> **Directive**
Output the data below in full, byte for byte. Nothing may differ.

> **Given entries**
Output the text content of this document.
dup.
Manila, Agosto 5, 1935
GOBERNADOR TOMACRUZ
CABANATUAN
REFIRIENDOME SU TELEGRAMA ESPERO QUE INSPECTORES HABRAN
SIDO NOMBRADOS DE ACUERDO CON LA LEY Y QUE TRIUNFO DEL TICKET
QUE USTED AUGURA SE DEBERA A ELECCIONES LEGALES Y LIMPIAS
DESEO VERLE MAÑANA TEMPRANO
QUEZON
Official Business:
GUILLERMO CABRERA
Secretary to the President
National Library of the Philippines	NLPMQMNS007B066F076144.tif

> **The solution**
Output the text content of this document.
dup.
Manila, Agosto 5, 1935
GOBERNADOR TOMACRUZ
CABANATUAN
REFIRIENDOME SU TELEGRAMA ESPERO QUE INSPECTORES HABRAN
SIDO NOMBRADOS DE ACUERDO CON LA LEY Y QUE TRIUNFO DEL TICKET
QUE USTED AUGURA SE DEBERA A ELECCIONES LEGALES Y LIMPIAS
DESEO VERLE MAÑANA TEMPRANO
QUEZON
Official Business:
GUILLERMO CABRERA
Secretary to the President
National Library of the Philippines	NLPMQMNS007B066F076144.tif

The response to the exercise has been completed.